Start of Block
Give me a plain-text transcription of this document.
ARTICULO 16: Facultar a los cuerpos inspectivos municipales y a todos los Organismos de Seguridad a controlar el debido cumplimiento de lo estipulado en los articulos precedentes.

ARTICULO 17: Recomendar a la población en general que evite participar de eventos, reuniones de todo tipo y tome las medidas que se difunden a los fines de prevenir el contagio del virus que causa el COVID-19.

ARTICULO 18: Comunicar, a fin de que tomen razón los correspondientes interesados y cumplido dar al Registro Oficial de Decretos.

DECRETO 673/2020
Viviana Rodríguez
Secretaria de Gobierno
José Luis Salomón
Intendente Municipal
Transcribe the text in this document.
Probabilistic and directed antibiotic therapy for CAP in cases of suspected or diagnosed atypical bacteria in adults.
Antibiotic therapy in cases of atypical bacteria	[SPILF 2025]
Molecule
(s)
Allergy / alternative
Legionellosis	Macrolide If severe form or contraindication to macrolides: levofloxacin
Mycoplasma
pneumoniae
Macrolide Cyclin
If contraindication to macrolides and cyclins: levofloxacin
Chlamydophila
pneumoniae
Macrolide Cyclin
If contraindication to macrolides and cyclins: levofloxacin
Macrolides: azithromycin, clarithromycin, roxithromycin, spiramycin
End of Block
• **WHAT TO DO**: Across all the entries above, count each line that has the word "ARTICULO" in it, and give only the count.

• **RESPONSE BOX**: 3